▸ **Given passage**:
What is this delightful seaside resort, my Lord? Aberysssstwythhh, my dear Wormtail.

Tomorrow I travel the furthest I’ve ever gone on work expenses – not counting India, of course, and somehow I never do count India; it was always a spectacular one-off – Aberystwyth, Wales. This is so far into Wales that if I got into the sea and started swimming, I could be in Dublin in a bit. I didn’t know anything in Wales could be five hours’ drive away. We’ll be well into Unpronounceable Territory. The two nearest towns seem to be Llangelynin and Machynileth, and your guess is as good as mine, there. I’ve always liked the names of Welsh towns – they sound soft and pleasantly Elvish to me, if Tolkien and the Welsh nation will forgive the comparison. (Although Parseltongue is the other association that springs to mind, with all those th and sst sounds, and I imagine the Welsh would rather have Elves than the Dark Lord.)

▸ **Source excerpt**:
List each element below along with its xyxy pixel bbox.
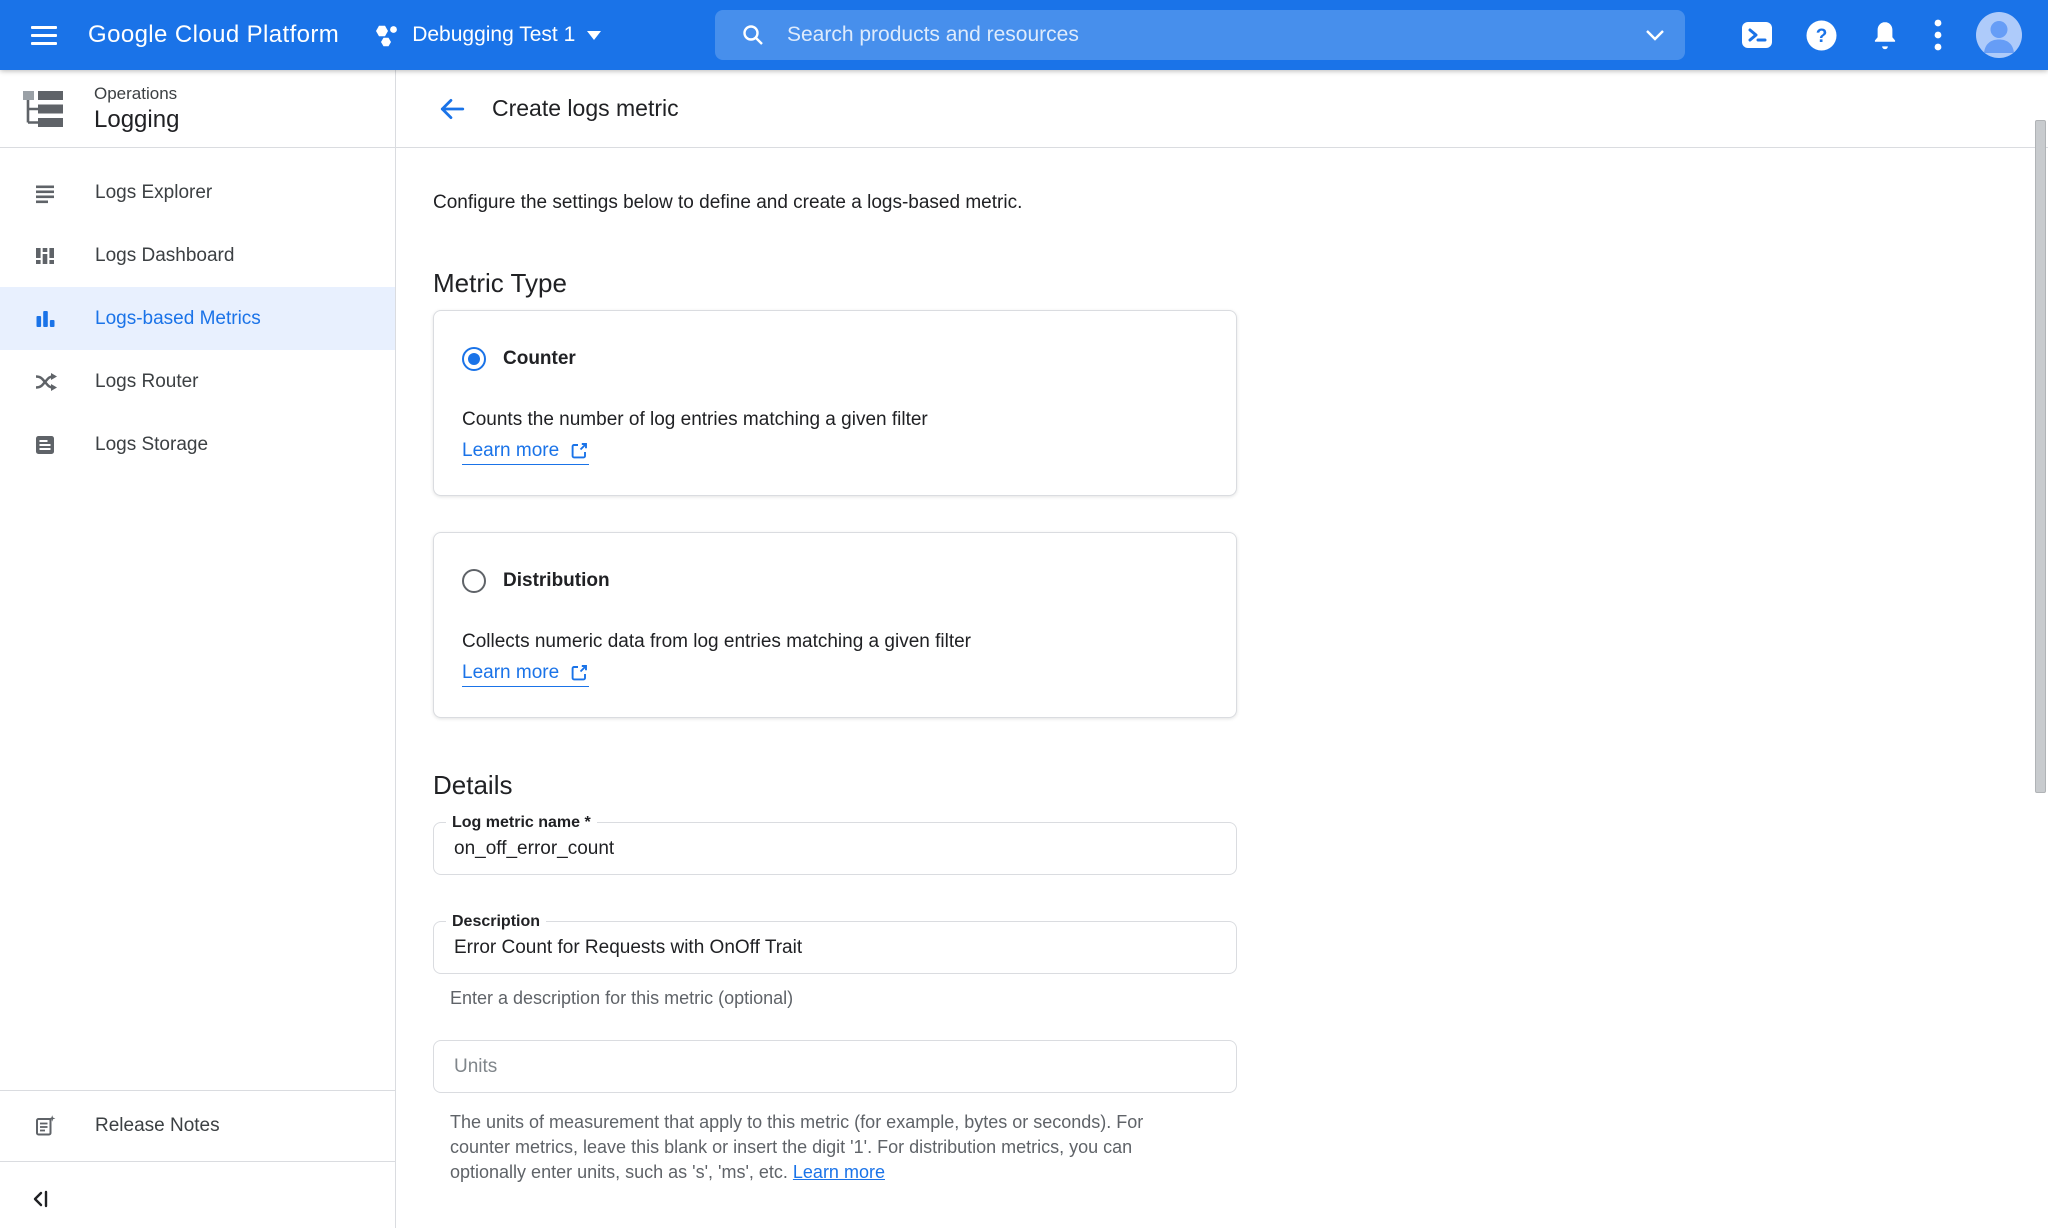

▸ **Exercises to complete**:
1. From the main paragraph of the Aberystwyth travel post, list every Welsh town it names, spelled as they appear there.
2. Reproduce the passage of the Aberystwyth travel post that opens with the words containing "Tomorrow I travel" and closes with "the Dark Lord.)".
3. Carry on the Aberystwyth travel post from the point where it stops.

▸ **Per-task answers**:
1. Aberystwyth, Llangelynin, Machynileth

2.
Tomorrow I travel the furthest I’ve ever gone on work expenses – not counting India, of course, and somehow I never do count India; it was always a spectacular one-off – Aberystwyth, Wales. This is so far into Wales that if I got into the sea and started swimming, I could be in Dublin in a bit. I didn’t know anything in Wales could be five hours’ drive away. We’ll be well into Unpronounceable Territory. The two nearest towns seem to be Llangelynin and Machynileth, and your guess is as good as mine, there. I’ve always liked the names of Welsh towns – they sound soft and pleasantly Elvish to me, if Tolkien and the Welsh nation will forgive the comparison. (Although Parseltongue is the other association that springs to mind, with all those th and sst sounds, and I imagine the Welsh would rather have Elves than the Dark Lord.)

3.
Anyway, it’s not the office and it is by the sea, so I’m quite excited. The reason for the trip is to meet with one of our printers, who are based there. The manufacturing team do this regularly, and I’m on the bill this time because they print my Monster Journal (poor chaps), and have just got a gleaming new printing press to do it more efficiently, so they’d like me to come and nod all approvingly. I say ‘printing press’ like I have the slightest clue how they produce the thing: actually I just send them the files, gibbering my varied apologies, and they send the shiny-covered issue back a couple of weeks later. They could be feeding the files into the maw of a magic rabbit and watching journals come out the other end, for all I know (I suspect this is not the case, however). I have visited one of our printers before, but that was somewhere in Oxfordshire several years ago and, to be honest, I really only remember the free lunch (one of the best treacle sponges I’ve ever had, as I recall). Incidentally, this overnight trip should involve lunch, dinner and probably breakfast as well; as such, I should be in enough of a good mood to hand out approving nods to all and sundry. They’ll have difficulty getting me to stop approving, especially if there’s treacle sponge.

I will let you know whether Aberystwyth is full of pointy-eared people in cloaks, or red-eyed cold-high-voiced people in cloaks (what is it with fantasy writers and cloaks, I wonder?). Or, just normal people with Welsh accents. That’s a third option.

So very cross that the fish and chip shop was closed.


Talk to me! I'll put the kettle on.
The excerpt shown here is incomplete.